• _Short problem_
Copy out each line containing "dramas" from the entries below.

Collection entries:
:::
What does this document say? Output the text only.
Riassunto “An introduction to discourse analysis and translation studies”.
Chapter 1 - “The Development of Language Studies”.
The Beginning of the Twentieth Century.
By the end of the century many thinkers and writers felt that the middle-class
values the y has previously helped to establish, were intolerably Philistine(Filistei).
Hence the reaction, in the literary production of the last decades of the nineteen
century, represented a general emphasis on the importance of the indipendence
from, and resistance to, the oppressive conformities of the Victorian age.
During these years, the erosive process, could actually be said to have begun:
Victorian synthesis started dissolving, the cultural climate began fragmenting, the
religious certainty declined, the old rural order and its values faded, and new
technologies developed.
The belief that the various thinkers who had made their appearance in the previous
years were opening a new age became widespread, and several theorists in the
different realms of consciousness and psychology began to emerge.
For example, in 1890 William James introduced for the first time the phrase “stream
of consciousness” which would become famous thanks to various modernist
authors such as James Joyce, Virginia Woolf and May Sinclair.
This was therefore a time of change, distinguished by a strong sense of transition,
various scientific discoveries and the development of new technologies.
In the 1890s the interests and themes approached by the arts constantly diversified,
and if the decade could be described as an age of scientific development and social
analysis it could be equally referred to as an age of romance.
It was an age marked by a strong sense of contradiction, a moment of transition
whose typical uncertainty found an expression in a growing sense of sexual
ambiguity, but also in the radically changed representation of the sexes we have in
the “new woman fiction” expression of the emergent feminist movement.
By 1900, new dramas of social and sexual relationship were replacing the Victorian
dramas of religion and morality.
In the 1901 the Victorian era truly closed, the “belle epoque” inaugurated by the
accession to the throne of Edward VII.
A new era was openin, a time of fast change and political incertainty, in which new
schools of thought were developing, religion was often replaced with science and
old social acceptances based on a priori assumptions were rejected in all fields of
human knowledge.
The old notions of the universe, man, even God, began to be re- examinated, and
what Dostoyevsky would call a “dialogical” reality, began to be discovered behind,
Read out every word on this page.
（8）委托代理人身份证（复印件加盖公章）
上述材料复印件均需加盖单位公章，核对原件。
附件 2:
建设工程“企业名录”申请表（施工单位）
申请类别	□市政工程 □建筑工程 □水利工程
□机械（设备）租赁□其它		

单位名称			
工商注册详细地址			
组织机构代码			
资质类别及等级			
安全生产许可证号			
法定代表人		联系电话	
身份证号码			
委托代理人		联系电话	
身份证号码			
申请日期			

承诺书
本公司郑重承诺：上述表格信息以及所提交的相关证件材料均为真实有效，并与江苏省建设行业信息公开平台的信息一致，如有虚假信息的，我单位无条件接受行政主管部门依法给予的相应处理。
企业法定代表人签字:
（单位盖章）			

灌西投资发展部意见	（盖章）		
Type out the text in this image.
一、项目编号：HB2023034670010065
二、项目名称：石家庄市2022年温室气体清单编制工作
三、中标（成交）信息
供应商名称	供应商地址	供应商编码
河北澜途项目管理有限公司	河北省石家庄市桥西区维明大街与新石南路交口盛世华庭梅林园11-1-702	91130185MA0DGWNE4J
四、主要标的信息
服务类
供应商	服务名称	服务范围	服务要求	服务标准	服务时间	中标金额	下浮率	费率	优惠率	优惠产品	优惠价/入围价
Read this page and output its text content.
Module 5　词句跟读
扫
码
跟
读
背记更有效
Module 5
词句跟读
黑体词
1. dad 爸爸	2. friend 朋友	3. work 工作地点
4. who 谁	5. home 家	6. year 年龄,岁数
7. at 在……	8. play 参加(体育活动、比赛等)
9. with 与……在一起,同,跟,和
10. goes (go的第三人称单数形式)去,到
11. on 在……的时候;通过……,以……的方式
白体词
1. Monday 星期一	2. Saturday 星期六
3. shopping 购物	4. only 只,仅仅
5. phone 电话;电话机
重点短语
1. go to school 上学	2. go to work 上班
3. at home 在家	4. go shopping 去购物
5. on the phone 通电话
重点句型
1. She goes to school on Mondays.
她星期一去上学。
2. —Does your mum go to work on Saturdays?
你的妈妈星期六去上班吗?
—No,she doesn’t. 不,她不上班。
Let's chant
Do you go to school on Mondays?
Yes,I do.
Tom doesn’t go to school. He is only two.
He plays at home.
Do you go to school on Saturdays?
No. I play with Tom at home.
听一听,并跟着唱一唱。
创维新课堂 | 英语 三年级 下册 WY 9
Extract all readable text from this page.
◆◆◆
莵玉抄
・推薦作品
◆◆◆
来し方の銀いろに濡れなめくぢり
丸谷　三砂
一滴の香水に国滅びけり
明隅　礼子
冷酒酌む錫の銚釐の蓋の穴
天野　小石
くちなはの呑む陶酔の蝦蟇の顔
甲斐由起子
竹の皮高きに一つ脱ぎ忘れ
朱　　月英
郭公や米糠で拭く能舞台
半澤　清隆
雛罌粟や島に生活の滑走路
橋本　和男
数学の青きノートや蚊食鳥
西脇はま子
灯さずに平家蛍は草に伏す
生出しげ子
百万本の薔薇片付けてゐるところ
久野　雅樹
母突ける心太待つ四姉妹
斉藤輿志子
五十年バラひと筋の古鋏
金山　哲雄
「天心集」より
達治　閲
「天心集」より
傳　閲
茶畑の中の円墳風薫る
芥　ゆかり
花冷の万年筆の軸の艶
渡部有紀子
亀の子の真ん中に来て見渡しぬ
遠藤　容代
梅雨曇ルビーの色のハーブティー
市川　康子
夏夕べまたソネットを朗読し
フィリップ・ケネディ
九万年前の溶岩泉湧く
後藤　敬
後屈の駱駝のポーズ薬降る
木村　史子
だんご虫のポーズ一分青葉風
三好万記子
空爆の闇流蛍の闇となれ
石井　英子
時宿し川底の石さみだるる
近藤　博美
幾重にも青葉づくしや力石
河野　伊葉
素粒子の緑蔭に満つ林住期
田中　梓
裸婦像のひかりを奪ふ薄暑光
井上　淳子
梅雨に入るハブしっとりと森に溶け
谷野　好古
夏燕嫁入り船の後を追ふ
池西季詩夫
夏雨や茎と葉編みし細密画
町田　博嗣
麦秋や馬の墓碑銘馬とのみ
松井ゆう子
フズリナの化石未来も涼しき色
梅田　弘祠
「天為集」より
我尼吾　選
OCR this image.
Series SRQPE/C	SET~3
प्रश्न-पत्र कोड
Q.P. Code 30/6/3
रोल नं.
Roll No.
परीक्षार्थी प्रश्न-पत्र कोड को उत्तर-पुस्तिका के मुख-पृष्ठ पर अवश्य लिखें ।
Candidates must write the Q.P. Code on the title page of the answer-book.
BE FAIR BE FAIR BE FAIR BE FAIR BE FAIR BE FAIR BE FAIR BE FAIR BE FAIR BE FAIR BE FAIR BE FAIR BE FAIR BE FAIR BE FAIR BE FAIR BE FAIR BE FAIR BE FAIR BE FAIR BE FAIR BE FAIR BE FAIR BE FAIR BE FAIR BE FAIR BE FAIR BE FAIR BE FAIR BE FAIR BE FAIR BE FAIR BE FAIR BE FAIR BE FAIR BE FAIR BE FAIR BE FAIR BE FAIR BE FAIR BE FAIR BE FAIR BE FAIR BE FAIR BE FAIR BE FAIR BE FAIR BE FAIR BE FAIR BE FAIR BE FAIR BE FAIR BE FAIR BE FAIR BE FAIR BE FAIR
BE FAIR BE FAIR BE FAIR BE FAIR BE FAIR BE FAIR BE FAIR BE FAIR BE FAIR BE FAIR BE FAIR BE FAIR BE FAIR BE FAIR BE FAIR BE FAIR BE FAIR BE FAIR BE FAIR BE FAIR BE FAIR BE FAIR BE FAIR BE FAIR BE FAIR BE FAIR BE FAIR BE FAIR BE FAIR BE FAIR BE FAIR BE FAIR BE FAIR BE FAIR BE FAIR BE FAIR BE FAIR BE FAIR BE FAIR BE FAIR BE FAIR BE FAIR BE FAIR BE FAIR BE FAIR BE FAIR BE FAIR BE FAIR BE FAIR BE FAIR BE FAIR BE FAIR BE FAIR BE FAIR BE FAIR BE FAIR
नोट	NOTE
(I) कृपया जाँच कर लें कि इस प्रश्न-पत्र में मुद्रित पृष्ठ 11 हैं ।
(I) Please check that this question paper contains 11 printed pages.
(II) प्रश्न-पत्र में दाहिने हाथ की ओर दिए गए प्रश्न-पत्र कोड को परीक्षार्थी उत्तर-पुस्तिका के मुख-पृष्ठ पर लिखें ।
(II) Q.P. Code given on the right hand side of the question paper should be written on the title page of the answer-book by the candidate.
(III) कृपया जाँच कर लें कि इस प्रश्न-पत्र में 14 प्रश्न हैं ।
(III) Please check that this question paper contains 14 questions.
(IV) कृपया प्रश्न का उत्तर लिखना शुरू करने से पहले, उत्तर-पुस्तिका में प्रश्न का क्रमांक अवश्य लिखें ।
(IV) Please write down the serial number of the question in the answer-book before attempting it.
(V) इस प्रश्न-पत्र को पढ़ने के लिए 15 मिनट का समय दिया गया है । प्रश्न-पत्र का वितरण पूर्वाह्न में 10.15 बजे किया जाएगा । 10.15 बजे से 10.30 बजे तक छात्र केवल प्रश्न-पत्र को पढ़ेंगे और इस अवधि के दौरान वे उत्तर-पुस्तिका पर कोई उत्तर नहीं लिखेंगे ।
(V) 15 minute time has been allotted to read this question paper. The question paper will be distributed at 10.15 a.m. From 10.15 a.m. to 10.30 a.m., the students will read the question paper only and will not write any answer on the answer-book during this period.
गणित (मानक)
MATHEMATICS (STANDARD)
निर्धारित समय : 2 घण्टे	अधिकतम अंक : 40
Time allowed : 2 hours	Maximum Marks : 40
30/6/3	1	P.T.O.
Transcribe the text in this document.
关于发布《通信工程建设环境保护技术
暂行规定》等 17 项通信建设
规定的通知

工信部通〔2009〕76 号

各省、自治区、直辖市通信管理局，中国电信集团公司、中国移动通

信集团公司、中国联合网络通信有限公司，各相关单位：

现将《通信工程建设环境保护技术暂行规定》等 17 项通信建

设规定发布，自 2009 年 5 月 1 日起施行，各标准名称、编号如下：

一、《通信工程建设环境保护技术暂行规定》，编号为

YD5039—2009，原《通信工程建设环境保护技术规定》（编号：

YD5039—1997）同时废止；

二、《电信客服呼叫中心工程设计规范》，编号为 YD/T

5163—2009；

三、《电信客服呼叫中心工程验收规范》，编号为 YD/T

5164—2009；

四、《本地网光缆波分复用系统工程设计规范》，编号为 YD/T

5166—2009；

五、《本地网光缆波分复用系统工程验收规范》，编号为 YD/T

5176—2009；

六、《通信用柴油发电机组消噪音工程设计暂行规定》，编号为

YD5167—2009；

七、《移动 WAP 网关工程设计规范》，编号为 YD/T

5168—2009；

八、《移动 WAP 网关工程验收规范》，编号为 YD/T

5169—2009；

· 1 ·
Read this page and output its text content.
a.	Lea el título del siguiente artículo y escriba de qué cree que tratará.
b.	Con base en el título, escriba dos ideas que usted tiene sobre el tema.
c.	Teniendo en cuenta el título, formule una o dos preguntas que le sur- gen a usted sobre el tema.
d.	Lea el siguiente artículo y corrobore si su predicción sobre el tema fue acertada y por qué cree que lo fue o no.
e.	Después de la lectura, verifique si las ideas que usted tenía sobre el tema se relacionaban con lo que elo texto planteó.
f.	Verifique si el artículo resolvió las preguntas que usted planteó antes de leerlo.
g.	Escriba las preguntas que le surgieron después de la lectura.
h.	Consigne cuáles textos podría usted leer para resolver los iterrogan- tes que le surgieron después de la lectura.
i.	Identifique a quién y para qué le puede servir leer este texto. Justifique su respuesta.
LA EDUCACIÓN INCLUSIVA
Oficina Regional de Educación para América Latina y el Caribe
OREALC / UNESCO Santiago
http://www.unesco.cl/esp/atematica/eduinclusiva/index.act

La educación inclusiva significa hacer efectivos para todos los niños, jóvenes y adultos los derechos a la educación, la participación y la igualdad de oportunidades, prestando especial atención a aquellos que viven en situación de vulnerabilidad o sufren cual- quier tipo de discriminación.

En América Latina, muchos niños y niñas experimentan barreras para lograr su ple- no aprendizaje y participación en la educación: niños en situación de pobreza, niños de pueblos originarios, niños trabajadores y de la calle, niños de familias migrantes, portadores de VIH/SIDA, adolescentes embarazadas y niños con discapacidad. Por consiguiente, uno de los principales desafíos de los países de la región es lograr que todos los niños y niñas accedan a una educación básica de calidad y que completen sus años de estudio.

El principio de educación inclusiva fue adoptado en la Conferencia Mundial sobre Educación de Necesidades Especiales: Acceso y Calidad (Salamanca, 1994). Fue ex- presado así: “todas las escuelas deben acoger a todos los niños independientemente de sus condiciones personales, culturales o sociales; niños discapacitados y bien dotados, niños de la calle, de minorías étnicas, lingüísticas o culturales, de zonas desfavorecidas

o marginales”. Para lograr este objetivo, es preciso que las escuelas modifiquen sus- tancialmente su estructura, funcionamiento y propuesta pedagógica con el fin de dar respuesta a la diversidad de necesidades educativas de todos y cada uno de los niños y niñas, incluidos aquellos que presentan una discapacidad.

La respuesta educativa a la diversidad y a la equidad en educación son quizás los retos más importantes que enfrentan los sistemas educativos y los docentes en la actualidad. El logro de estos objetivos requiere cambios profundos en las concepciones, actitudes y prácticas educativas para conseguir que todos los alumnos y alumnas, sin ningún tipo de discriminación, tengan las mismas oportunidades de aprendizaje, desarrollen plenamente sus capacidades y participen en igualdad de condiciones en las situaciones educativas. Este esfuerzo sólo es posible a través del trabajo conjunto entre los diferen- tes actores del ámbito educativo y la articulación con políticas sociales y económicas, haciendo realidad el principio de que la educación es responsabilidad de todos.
:::
• _Answer_
By 1900, new dramas of social and sexual relationship were replacing the Victorian
dramas of religion and morality.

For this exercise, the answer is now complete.